RECORDS FOR PROCESSING:
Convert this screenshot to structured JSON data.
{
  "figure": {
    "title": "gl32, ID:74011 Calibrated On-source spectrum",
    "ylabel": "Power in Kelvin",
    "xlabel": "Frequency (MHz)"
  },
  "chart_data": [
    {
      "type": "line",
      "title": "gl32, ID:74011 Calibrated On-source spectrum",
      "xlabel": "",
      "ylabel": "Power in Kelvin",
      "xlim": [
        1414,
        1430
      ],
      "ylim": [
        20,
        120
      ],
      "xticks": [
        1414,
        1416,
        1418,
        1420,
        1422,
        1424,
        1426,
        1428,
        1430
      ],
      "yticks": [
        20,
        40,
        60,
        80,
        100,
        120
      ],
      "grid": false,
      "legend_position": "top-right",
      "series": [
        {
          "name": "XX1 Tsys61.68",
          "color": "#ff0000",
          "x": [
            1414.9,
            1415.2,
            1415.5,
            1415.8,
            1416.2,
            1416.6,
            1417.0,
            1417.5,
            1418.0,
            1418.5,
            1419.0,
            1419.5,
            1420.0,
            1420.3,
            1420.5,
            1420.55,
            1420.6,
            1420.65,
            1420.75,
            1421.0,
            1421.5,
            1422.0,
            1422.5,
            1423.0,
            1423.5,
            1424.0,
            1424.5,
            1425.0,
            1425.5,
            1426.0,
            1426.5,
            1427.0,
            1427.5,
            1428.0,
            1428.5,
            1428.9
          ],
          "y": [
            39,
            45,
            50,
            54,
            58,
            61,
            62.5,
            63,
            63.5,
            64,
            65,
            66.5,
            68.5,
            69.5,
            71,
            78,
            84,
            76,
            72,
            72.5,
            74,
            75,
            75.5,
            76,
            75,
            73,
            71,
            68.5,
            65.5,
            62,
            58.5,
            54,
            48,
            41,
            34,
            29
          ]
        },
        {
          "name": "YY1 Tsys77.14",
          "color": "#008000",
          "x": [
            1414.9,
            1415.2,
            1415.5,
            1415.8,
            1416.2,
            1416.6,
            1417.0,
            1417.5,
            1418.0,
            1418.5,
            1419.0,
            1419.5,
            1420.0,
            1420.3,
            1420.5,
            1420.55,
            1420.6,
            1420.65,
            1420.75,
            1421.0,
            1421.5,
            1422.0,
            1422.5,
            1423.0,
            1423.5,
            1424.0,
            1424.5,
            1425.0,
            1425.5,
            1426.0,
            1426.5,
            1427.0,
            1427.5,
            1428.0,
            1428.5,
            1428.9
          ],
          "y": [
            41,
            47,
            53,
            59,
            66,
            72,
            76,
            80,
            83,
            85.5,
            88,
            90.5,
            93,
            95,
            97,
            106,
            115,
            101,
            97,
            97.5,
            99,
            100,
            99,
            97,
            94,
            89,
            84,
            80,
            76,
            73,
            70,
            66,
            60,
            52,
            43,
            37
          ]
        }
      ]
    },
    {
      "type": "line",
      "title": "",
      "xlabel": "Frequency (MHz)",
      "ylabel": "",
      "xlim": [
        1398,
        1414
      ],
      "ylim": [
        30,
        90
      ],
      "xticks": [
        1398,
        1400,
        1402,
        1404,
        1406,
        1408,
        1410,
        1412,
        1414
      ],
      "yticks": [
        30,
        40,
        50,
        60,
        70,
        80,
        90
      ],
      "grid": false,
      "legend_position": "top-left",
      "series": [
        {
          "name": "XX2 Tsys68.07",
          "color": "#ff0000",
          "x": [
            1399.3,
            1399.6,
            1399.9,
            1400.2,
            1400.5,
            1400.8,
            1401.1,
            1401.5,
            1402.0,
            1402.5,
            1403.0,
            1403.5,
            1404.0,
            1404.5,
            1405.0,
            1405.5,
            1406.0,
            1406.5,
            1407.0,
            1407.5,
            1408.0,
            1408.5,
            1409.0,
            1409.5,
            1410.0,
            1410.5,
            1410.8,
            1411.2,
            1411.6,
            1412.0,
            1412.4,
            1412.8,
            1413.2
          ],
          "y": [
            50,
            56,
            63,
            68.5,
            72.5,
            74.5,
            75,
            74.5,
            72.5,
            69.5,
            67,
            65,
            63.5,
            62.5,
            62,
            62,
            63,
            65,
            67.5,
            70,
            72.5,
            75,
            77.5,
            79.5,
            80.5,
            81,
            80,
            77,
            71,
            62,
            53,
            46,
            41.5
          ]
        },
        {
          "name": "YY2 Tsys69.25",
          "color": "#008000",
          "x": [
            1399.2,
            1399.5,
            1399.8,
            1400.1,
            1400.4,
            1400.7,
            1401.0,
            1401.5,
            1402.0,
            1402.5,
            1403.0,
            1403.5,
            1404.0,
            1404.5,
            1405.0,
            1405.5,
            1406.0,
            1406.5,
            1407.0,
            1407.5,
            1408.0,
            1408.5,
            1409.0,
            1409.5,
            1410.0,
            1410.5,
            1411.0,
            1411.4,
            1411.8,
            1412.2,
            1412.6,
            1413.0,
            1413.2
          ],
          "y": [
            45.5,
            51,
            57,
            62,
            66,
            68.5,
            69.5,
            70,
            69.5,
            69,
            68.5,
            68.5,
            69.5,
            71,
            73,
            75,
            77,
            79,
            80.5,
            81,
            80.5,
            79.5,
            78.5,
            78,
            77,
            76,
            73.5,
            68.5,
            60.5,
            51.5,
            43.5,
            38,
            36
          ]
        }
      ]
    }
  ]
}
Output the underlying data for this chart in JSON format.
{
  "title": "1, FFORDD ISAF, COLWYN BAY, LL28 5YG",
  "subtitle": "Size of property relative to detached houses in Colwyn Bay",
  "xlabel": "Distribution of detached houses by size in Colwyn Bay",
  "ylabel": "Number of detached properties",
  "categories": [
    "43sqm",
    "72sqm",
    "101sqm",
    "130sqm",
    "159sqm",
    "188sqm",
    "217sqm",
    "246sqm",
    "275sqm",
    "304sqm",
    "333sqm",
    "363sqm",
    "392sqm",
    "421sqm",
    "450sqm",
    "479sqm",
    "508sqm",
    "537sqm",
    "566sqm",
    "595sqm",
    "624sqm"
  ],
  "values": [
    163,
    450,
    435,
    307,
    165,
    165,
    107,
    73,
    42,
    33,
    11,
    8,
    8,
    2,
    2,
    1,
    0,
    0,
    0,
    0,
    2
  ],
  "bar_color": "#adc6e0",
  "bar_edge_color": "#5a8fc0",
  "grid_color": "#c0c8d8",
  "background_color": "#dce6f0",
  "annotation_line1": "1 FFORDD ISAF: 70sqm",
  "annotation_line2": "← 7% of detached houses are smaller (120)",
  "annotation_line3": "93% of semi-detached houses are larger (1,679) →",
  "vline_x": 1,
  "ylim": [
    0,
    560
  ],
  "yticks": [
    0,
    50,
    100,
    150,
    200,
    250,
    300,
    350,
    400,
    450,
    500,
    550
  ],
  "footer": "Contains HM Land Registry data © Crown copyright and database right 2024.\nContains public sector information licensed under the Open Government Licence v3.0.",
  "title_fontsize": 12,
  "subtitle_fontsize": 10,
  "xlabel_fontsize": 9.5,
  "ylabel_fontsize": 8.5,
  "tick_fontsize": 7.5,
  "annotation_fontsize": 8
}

THE REQUEST:
Provide the number of lines in these entries that hold the word "right", without any accompanying text.

COMPLETE RESPONSE:
2